---------- Data for this task ----------

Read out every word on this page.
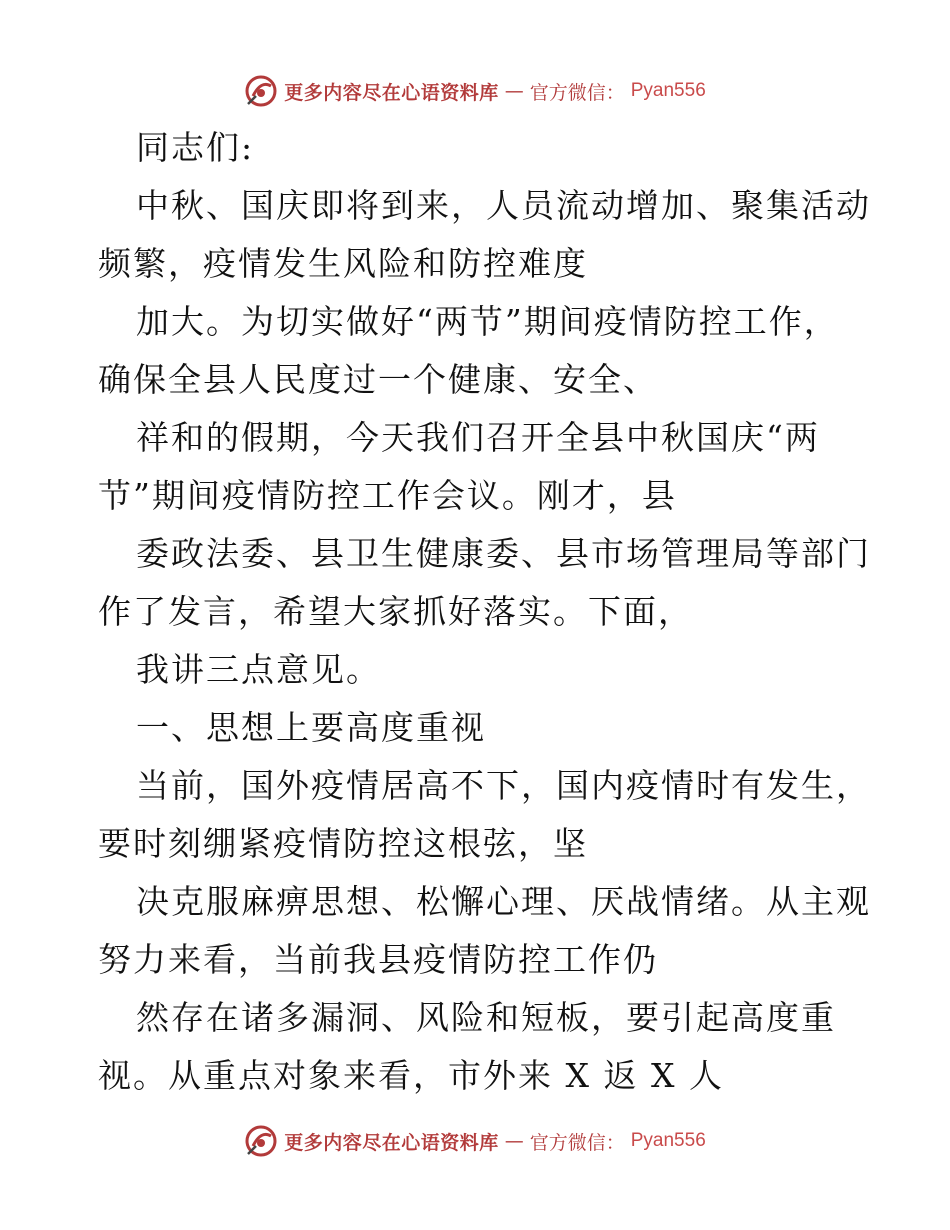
更多内容尽在心语资料库 — 官方微信： Pyan556
同志们:
中秋、国庆即将到来，人员流动增加、聚集活动
频繁，疫情发生风险和防控难度
加大。为切实做好“两节”期间疫情防控工作，
确保全县人民度过一个健康、安全、
祥和的假期，今天我们召开全县中秋国庆“两
节”期间疫情防控工作会议。刚才，县
委政法委、县卫生健康委、县市场管理局等部门
作了发言，希望大家抓好落实。下面，
我讲三点意见。
一、思想上要高度重视
当前，国外疫情居高不下，国内疫情时有发生，
要时刻绷紧疫情防控这根弦，坚
决克服麻痹思想、松懈心理、厌战情绪。从主观
努力来看，当前我县疫情防控工作仍
然存在诸多漏洞、风险和短板，要引起高度重
视。从重点对象来看，市外来 X 返 X 人
更多内容尽在心语资料库 — 官方微信： Pyan556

----------

## [Do this]
Copy all of the entries verbatim, leaving out any pictures they contain.

## [Complete response]
Read out every word on this page.
更多内容尽在心语资料库 — 官方微信： Pyan556
同志们:
中秋、国庆即将到来，人员流动增加、聚集活动
频繁，疫情发生风险和防控难度
加大。为切实做好“两节”期间疫情防控工作，
确保全县人民度过一个健康、安全、
祥和的假期，今天我们召开全县中秋国庆“两
节”期间疫情防控工作会议。刚才，县
委政法委、县卫生健康委、县市场管理局等部门
作了发言，希望大家抓好落实。下面，
我讲三点意见。
一、思想上要高度重视
当前，国外疫情居高不下，国内疫情时有发生，
要时刻绷紧疫情防控这根弦，坚
决克服麻痹思想、松懈心理、厌战情绪。从主观
努力来看，当前我县疫情防控工作仍
然存在诸多漏洞、风险和短板，要引起高度重
视。从重点对象来看，市外来 X 返 X 人
更多内容尽在心语资料库 — 官方微信： Pyan556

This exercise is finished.